| Task directions |
Below is a listing; reproduce each line of it exactly.

| Source material |
------------------------------------------------------------------------

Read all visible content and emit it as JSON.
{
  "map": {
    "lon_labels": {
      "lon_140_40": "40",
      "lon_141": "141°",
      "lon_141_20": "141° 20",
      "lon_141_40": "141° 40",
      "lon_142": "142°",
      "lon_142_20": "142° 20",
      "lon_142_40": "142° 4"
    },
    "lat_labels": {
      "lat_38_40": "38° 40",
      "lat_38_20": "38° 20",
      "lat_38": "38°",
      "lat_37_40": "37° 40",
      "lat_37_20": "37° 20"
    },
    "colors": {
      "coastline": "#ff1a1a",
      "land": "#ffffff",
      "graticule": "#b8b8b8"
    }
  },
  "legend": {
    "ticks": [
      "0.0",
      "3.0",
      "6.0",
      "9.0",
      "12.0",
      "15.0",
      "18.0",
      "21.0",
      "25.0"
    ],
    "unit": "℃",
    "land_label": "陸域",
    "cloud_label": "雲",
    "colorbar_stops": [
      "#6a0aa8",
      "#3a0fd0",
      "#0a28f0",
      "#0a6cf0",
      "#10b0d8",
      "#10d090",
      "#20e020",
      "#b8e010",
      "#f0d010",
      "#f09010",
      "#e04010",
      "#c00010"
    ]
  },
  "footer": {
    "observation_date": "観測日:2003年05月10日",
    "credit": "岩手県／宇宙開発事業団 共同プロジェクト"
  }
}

------------------------------------------------------------------------

| Exercise output |
Read all visible content and emit it as JSON.
{
  "map": {
    "lon_labels": {
      "lon_140_40": "40",
      "lon_141": "141°",
      "lon_141_20": "141° 20",
      "lon_141_40": "141° 40",
      "lon_142": "142°",
      "lon_142_20": "142° 20",
      "lon_142_40": "142° 4"
    },
    "lat_labels": {
      "lat_38_40": "38° 40",
      "lat_38_20": "38° 20",
      "lat_38": "38°",
      "lat_37_40": "37° 40",
      "lat_37_20": "37° 20"
    },
    "colors": {
      "coastline": "#ff1a1a",
      "land": "#ffffff",
      "graticule": "#b8b8b8"
    }
  },
  "legend": {
    "ticks": [
      "0.0",
      "3.0",
      "6.0",
      "9.0",
      "12.0",
      "15.0",
      "18.0",
      "21.0",
      "25.0"
    ],
    "unit": "℃",
    "land_label": "陸域",
    "cloud_label": "雲",
    "colorbar_stops": [
      "#6a0aa8",
      "#3a0fd0",
      "#0a28f0",
      "#0a6cf0",
      "#10b0d8",
      "#10d090",
      "#20e020",
      "#b8e010",
      "#f0d010",
      "#f09010",
      "#e04010",
      "#c00010"
    ]
  },
  "footer": {
    "observation_date": "観測日:2003年05月10日",
    "credit": "岩手県／宇宙開発事業団 共同プロジェクト"
  }
}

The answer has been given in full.